▶ _Task statement_: The listing below should be printed exactly, every line of it. Skip the pictures.

▶ _Entries_:
* Begin *

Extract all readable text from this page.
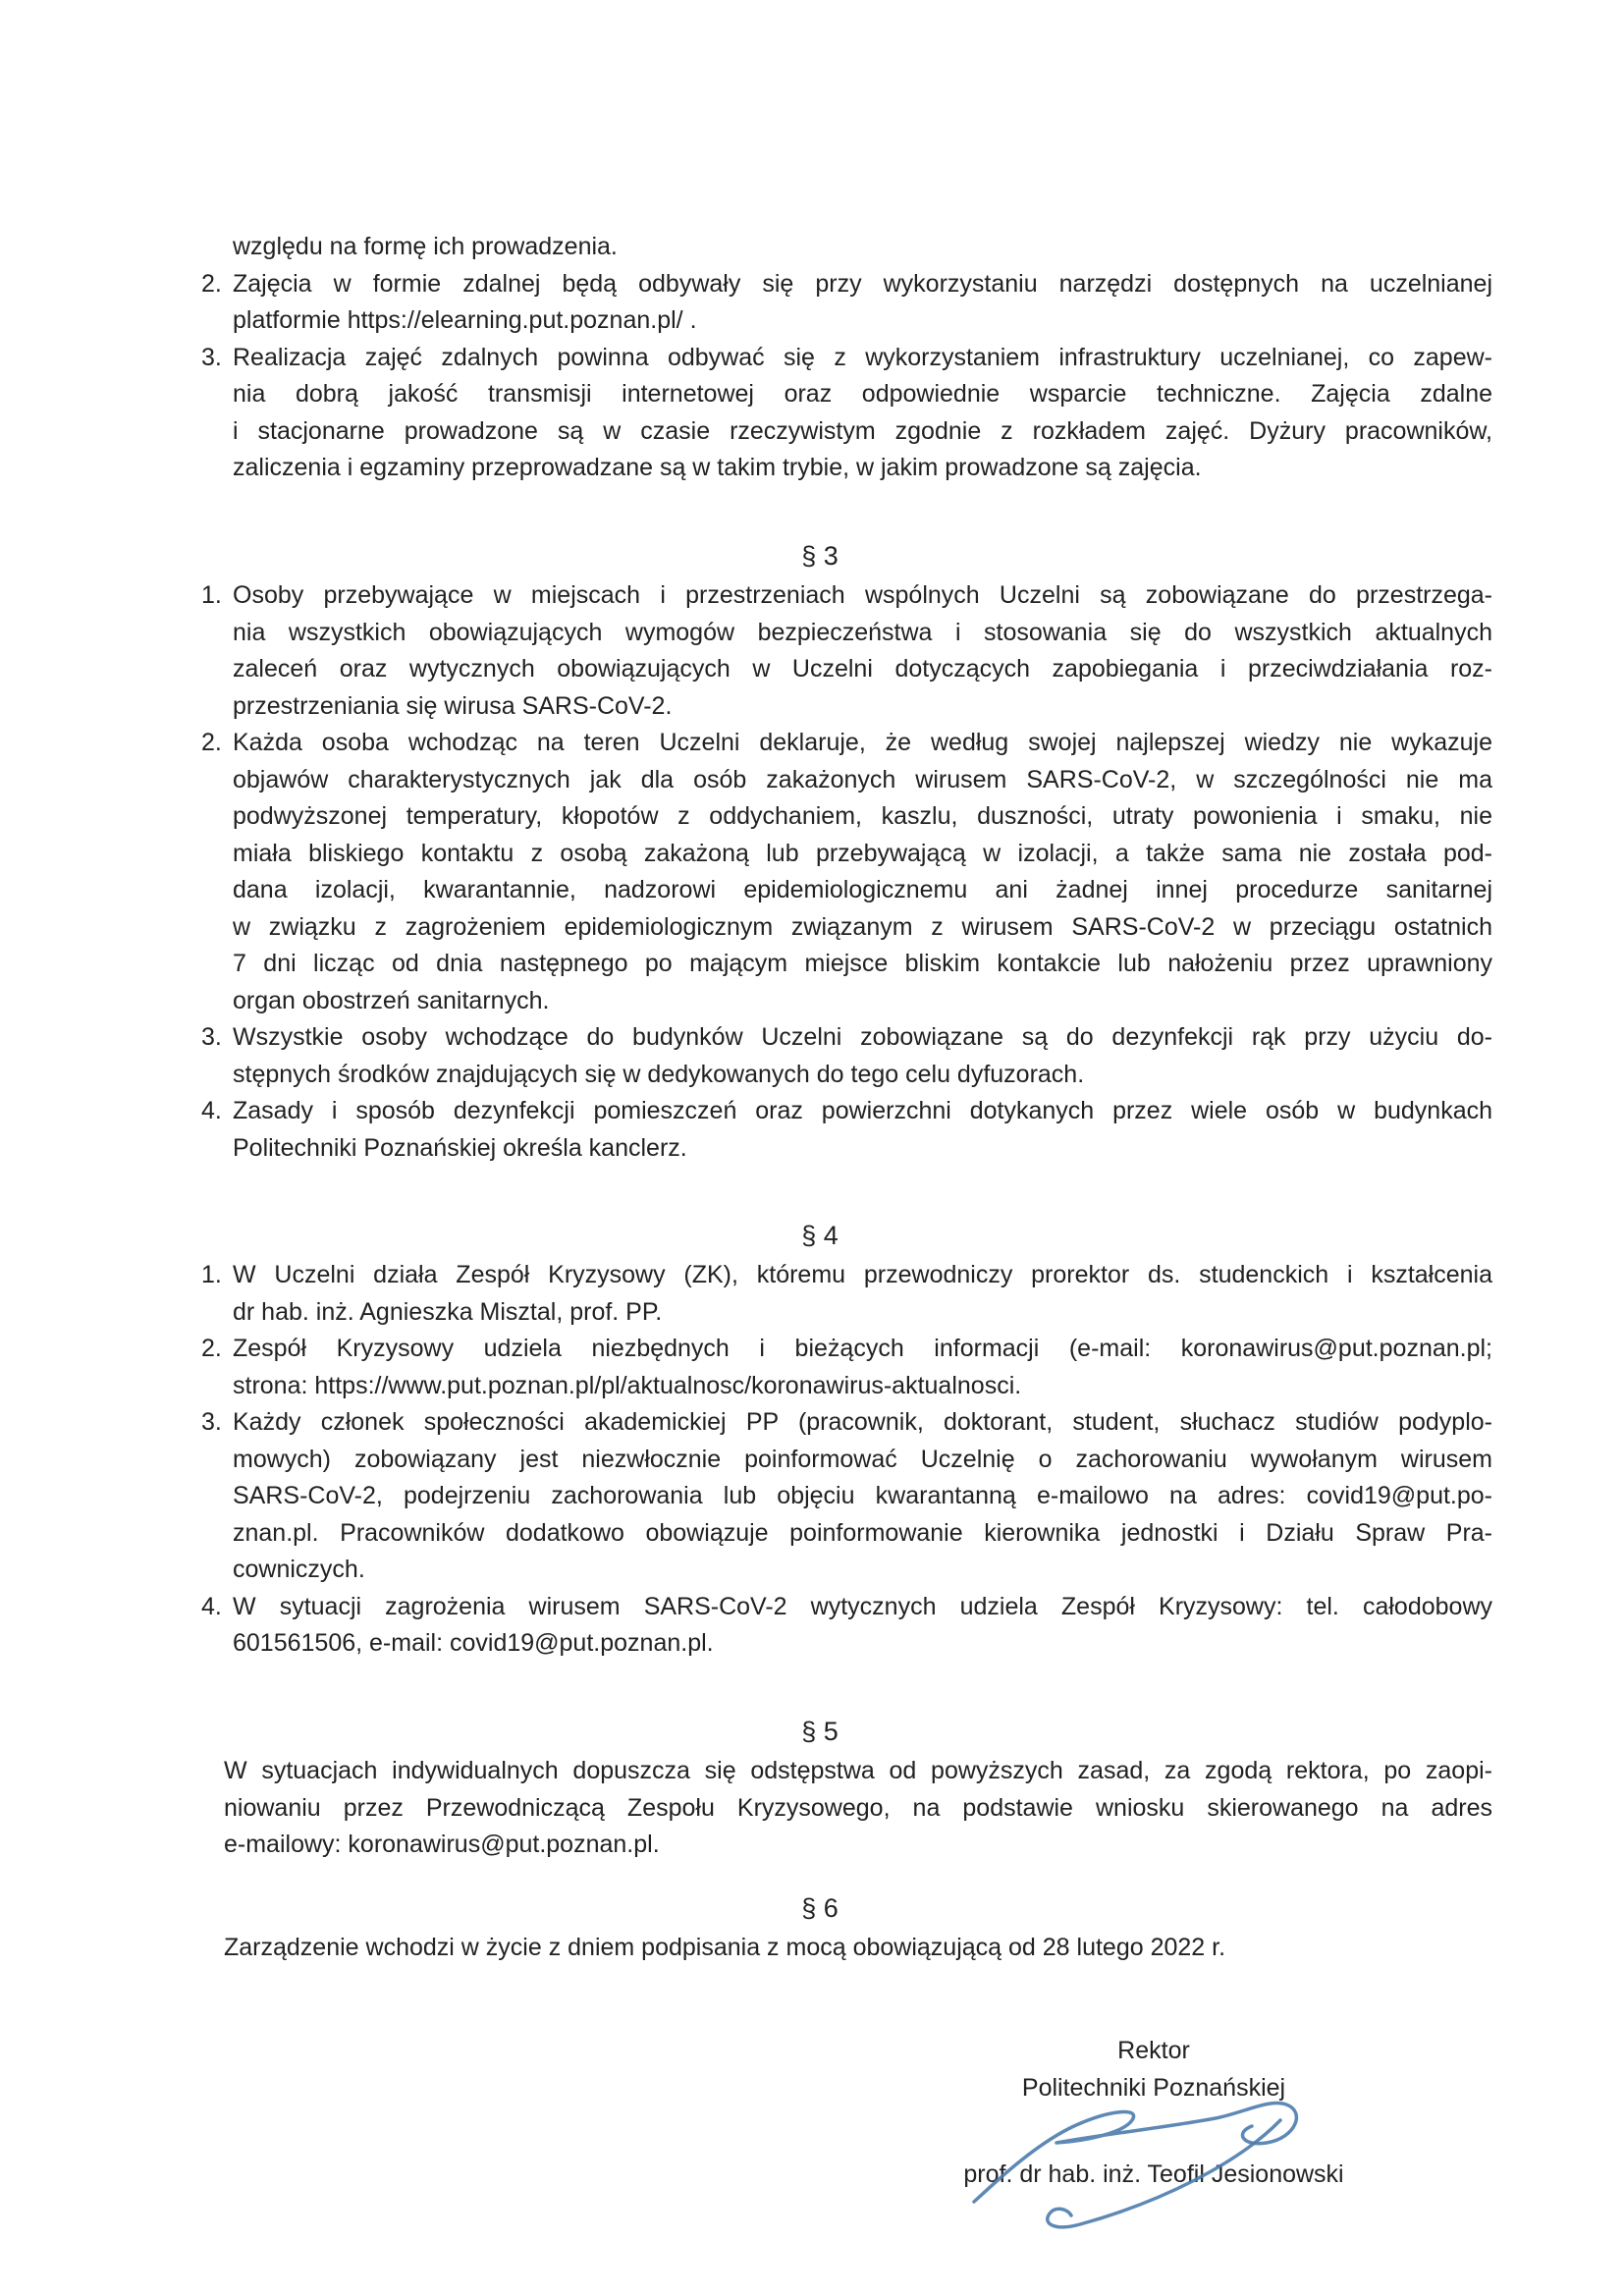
względu na formę ich prowadzenia.
2. Zajęcia w formie zdalnej będą odbywały się przy wykorzystaniu narzędzi dostępnych na uczelnianej
platformie https://elearning.put.poznan.pl/ .
3. Realizacja zajęć zdalnych powinna odbywać się z wykorzystaniem infrastruktury uczelnianej, co zapew-
nia dobrą jakość transmisji internetowej oraz odpowiednie wsparcie techniczne. Zajęcia zdalne
i stacjonarne prowadzone są w czasie rzeczywistym zgodnie z rozkładem zajęć. Dyżury pracowników,
zaliczenia i egzaminy przeprowadzane są w takim trybie, w jakim prowadzone są zajęcia.
§ 3
1. Osoby przebywające w miejscach i przestrzeniach wspólnych Uczelni są zobowiązane do przestrzega-
nia wszystkich obowiązujących wymogów bezpieczeństwa i stosowania się do wszystkich aktualnych
zaleceń oraz wytycznych obowiązujących w Uczelni dotyczących zapobiegania i przeciwdziałania roz-
przestrzeniania się wirusa SARS-CoV-2.
2. Każda osoba wchodząc na teren Uczelni deklaruje, że według swojej najlepszej wiedzy nie wykazuje
objawów charakterystycznych jak dla osób zakażonych wirusem SARS-CoV-2, w szczególności nie ma
podwyższonej temperatury, kłopotów z oddychaniem, kaszlu, duszności, utraty powonienia i smaku, nie
miała bliskiego kontaktu z osobą zakażoną lub przebywającą w izolacji, a także sama nie została pod-
dana izolacji, kwarantannie, nadzorowi epidemiologicznemu ani żadnej innej procedurze sanitarnej
w związku z zagrożeniem epidemiologicznym związanym z wirusem SARS-CoV-2 w przeciągu ostatnich
7 dni licząc od dnia następnego po mającym miejsce bliskim kontakcie lub nałożeniu przez uprawniony
organ obostrzeń sanitarnych.
3. Wszystkie osoby wchodzące do budynków Uczelni zobowiązane są do dezynfekcji rąk przy użyciu do-
stępnych środków znajdujących się w dedykowanych do tego celu dyfuzorach.
4. Zasady i sposób dezynfekcji pomieszczeń oraz powierzchni dotykanych przez wiele osób w budynkach
Politechniki Poznańskiej określa kanclerz.
§ 4
1. W Uczelni działa Zespół Kryzysowy (ZK), któremu przewodniczy prorektor ds. studenckich i kształcenia
dr hab. inż. Agnieszka Misztal, prof. PP.
2. Zespół Kryzysowy udziela niezbędnych i bieżących informacji (e-mail: koronawirus@put.poznan.pl;
strona: https://www.put.poznan.pl/pl/aktualnosc/koronawirus-aktualnosci.
3. Każdy członek społeczności akademickiej PP (pracownik, doktorant, student, słuchacz studiów podyplo-
mowych) zobowiązany jest niezwłocznie poinformować Uczelnię o zachorowaniu wywołanym wirusem
SARS-CoV-2, podejrzeniu zachorowania lub objęciu kwarantanną e-mailowo na adres: covid19@put.po-
znan.pl. Pracowników dodatkowo obowiązuje poinformowanie kierownika jednostki i Działu Spraw Pra-
cowniczych.
4. W sytuacji zagrożenia wirusem SARS-CoV-2 wytycznych udziela Zespół Kryzysowy: tel. całodobowy
601561506, e-mail: covid19@put.poznan.pl.
§ 5
W sytuacjach indywidualnych dopuszcza się odstępstwa od powyższych zasad, za zgodą rektora, po zaopi-
niowaniu przez Przewodniczącą Zespołu Kryzysowego, na podstawie wniosku skierowanego na adres
e-mailowy: koronawirus@put.poznan.pl.
§ 6
Zarządzenie wchodzi w życie z dniem podpisania z mocą obowiązującą od 28 lutego 2022 r.
Rektor
Politechniki Poznańskiej
prof. dr hab. inż. Teofil Jesionowski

* End *

▶ _Written response_:
Extract all readable text from this page.
względu na formę ich prowadzenia.
2. Zajęcia w formie zdalnej będą odbywały się przy wykorzystaniu narzędzi dostępnych na uczelnianej
platformie https://elearning.put.poznan.pl/ .
3. Realizacja zajęć zdalnych powinna odbywać się z wykorzystaniem infrastruktury uczelnianej, co zapew-
nia dobrą jakość transmisji internetowej oraz odpowiednie wsparcie techniczne. Zajęcia zdalne
i stacjonarne prowadzone są w czasie rzeczywistym zgodnie z rozkładem zajęć. Dyżury pracowników,
zaliczenia i egzaminy przeprowadzane są w takim trybie, w jakim prowadzone są zajęcia.
§ 3
1. Osoby przebywające w miejscach i przestrzeniach wspólnych Uczelni są zobowiązane do przestrzega-
nia wszystkich obowiązujących wymogów bezpieczeństwa i stosowania się do wszystkich aktualnych
zaleceń oraz wytycznych obowiązujących w Uczelni dotyczących zapobiegania i przeciwdziałania roz-
przestrzeniania się wirusa SARS-CoV-2.
2. Każda osoba wchodząc na teren Uczelni deklaruje, że według swojej najlepszej wiedzy nie wykazuje
objawów charakterystycznych jak dla osób zakażonych wirusem SARS-CoV-2, w szczególności nie ma
podwyższonej temperatury, kłopotów z oddychaniem, kaszlu, duszności, utraty powonienia i smaku, nie
miała bliskiego kontaktu z osobą zakażoną lub przebywającą w izolacji, a także sama nie została pod-
dana izolacji, kwarantannie, nadzorowi epidemiologicznemu ani żadnej innej procedurze sanitarnej
w związku z zagrożeniem epidemiologicznym związanym z wirusem SARS-CoV-2 w przeciągu ostatnich
7 dni licząc od dnia następnego po mającym miejsce bliskim kontakcie lub nałożeniu przez uprawniony
organ obostrzeń sanitarnych.
3. Wszystkie osoby wchodzące do budynków Uczelni zobowiązane są do dezynfekcji rąk przy użyciu do-
stępnych środków znajdujących się w dedykowanych do tego celu dyfuzorach.
4. Zasady i sposób dezynfekcji pomieszczeń oraz powierzchni dotykanych przez wiele osób w budynkach
Politechniki Poznańskiej określa kanclerz.
§ 4
1. W Uczelni działa Zespół Kryzysowy (ZK), któremu przewodniczy prorektor ds. studenckich i kształcenia
dr hab. inż. Agnieszka Misztal, prof. PP.
2. Zespół Kryzysowy udziela niezbędnych i bieżących informacji (e-mail: koronawirus@put.poznan.pl;
strona: https://www.put.poznan.pl/pl/aktualnosc/koronawirus-aktualnosci.
3. Każdy członek społeczności akademickiej PP (pracownik, doktorant, student, słuchacz studiów podyplo-
mowych) zobowiązany jest niezwłocznie poinformować Uczelnię o zachorowaniu wywołanym wirusem
SARS-CoV-2, podejrzeniu zachorowania lub objęciu kwarantanną e-mailowo na adres: covid19@put.po-
znan.pl. Pracowników dodatkowo obowiązuje poinformowanie kierownika jednostki i Działu Spraw Pra-
cowniczych.
4. W sytuacji zagrożenia wirusem SARS-CoV-2 wytycznych udziela Zespół Kryzysowy: tel. całodobowy
601561506, e-mail: covid19@put.poznan.pl.
§ 5
W sytuacjach indywidualnych dopuszcza się odstępstwa od powyższych zasad, za zgodą rektora, po zaopi-
niowaniu przez Przewodniczącą Zespołu Kryzysowego, na podstawie wniosku skierowanego na adres
e-mailowy: koronawirus@put.poznan.pl.
§ 6
Zarządzenie wchodzi w życie z dniem podpisania z mocą obowiązującą od 28 lutego 2022 r.
Rektor
Politechniki Poznańskiej
prof. dr hab. inż. Teofil Jesionowski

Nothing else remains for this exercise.